Element and region data
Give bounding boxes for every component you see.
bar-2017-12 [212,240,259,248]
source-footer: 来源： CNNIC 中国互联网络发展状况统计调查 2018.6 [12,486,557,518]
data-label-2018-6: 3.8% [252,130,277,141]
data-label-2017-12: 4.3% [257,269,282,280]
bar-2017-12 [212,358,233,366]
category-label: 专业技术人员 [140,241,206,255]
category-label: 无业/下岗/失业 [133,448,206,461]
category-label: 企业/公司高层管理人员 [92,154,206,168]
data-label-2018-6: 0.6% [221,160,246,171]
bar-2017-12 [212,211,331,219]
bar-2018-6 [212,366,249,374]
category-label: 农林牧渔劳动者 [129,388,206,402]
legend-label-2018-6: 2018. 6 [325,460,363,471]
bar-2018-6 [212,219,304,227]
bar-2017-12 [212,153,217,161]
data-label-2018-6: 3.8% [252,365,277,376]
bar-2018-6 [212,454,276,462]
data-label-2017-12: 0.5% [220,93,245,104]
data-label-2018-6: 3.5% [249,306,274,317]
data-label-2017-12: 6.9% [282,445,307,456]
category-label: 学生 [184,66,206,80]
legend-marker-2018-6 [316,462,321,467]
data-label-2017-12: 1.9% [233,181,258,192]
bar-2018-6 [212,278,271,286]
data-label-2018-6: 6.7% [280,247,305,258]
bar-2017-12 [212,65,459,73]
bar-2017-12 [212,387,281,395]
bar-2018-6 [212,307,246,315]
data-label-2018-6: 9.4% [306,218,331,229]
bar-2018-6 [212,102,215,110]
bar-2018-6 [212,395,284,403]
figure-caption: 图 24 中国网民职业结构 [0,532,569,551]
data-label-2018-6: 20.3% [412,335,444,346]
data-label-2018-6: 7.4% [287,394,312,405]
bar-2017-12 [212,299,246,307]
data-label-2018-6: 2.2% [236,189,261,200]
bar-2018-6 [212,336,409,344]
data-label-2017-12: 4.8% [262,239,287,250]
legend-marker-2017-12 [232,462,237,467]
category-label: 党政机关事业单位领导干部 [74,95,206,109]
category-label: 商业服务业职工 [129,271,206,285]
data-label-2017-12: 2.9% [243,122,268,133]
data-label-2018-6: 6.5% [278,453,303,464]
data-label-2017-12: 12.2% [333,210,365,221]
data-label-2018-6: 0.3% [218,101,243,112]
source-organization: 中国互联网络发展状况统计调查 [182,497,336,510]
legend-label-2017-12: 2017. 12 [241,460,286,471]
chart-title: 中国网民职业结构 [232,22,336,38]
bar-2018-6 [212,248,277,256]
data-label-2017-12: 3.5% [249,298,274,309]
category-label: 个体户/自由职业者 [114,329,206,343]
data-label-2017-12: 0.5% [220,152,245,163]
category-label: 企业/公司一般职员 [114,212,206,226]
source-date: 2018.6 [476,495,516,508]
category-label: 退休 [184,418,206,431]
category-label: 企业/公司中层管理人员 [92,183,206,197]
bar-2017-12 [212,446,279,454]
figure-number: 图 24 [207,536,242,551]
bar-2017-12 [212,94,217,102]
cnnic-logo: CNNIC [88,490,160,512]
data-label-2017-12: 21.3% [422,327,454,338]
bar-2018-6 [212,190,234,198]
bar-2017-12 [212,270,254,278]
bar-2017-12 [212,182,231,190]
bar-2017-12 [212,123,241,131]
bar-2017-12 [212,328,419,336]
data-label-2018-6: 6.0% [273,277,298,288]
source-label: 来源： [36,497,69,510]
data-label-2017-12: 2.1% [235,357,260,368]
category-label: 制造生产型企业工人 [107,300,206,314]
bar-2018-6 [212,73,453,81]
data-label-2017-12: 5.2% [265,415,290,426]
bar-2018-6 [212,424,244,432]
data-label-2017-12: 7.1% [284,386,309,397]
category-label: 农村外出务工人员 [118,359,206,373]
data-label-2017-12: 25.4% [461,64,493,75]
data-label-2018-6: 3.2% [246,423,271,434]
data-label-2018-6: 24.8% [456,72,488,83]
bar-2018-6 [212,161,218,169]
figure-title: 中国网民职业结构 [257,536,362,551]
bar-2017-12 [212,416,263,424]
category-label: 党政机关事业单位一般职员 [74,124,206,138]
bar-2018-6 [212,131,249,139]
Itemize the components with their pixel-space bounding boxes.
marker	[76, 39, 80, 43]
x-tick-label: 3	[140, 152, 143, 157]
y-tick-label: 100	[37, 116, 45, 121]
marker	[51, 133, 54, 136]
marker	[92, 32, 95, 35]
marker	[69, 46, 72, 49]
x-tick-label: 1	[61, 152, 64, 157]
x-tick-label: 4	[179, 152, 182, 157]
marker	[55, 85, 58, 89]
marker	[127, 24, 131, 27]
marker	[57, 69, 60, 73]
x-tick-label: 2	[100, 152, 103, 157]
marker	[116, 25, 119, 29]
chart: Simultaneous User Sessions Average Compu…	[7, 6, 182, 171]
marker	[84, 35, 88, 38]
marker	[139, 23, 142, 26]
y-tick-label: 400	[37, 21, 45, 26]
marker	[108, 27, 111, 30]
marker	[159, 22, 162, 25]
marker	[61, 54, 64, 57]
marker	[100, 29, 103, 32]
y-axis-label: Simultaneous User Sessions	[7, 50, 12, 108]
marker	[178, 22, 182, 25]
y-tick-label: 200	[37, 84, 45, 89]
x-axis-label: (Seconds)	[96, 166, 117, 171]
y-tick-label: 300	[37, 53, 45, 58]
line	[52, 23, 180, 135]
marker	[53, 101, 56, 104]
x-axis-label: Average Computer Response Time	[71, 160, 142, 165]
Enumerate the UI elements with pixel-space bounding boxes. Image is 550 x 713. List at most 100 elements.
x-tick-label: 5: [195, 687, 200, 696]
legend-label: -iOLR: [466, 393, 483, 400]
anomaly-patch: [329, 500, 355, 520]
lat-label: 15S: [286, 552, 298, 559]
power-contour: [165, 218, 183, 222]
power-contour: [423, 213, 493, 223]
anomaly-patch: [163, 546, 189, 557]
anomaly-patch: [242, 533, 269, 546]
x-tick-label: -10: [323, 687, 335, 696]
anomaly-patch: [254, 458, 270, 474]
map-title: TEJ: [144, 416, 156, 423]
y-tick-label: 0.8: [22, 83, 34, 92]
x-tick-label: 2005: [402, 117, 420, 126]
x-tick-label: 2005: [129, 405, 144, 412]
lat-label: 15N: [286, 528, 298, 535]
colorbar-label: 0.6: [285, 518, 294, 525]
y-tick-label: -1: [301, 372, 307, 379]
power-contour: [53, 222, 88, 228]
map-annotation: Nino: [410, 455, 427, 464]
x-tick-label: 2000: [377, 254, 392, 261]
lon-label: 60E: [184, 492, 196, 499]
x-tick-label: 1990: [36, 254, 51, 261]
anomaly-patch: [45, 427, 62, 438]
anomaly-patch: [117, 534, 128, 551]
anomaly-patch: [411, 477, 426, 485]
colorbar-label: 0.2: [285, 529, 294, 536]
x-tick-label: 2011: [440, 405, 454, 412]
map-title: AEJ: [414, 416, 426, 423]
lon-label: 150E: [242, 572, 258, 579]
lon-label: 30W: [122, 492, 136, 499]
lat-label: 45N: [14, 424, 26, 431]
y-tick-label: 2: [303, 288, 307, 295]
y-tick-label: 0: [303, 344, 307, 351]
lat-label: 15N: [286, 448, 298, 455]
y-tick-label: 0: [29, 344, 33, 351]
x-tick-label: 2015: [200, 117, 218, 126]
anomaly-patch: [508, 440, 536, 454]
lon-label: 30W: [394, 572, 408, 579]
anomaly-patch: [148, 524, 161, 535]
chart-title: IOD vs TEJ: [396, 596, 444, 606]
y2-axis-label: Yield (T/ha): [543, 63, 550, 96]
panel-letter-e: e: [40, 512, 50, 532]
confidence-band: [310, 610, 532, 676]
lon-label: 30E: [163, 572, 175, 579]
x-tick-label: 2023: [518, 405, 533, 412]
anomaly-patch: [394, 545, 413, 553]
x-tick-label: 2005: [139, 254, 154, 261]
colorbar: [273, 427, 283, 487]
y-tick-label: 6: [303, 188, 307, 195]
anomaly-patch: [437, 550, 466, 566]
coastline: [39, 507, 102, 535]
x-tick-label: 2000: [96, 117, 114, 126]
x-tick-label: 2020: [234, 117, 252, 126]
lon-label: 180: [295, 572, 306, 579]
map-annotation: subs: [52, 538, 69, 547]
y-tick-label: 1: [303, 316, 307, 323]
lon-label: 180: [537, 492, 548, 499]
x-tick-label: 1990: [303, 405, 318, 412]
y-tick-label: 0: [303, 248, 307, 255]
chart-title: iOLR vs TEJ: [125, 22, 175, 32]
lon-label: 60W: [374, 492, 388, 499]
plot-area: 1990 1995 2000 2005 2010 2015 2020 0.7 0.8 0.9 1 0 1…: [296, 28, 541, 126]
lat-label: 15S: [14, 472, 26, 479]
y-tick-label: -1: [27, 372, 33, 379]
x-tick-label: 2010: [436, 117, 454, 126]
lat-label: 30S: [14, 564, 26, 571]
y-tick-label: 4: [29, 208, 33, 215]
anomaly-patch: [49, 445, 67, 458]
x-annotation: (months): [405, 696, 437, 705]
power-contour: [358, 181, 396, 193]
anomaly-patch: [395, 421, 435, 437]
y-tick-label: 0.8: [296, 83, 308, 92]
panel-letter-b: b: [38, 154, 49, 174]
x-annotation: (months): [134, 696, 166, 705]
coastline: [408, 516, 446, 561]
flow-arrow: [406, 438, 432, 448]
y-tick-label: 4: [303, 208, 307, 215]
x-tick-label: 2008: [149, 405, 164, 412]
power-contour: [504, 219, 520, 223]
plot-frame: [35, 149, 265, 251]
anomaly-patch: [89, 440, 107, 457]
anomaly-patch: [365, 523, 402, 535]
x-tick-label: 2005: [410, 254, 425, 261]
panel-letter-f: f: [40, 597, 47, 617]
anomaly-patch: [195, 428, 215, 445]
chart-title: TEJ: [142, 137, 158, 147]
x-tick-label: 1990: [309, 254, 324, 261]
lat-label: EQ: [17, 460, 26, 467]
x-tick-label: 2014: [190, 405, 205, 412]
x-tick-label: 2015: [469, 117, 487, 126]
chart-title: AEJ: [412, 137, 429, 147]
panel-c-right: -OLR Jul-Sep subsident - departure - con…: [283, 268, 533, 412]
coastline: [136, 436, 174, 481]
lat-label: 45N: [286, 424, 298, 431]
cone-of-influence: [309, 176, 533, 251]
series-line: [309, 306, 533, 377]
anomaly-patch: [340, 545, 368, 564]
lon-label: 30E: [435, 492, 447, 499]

> **Exercise goal**:
Reproduce word for word the lines from the start of the entries up to and including the line with "bar-2018-6 [212,366,249,374]".

> **Completed exercise**:
Give bounding boxes for every component you see.
bar-2017-12 [212,240,259,248]
source-footer: 来源： CNNIC 中国互联网络发展状况统计调查 2018.6 [12,486,557,518]
data-label-2018-6: 3.8% [252,130,277,141]
data-label-2017-12: 4.3% [257,269,282,280]
bar-2017-12 [212,358,233,366]
category-label: 专业技术人员 [140,241,206,255]
category-label: 无业/下岗/失业 [133,448,206,461]
category-label: 企业/公司高层管理人员 [92,154,206,168]
data-label-2018-6: 0.6% [221,160,246,171]
bar-2017-12 [212,211,331,219]
bar-2018-6 [212,366,249,374]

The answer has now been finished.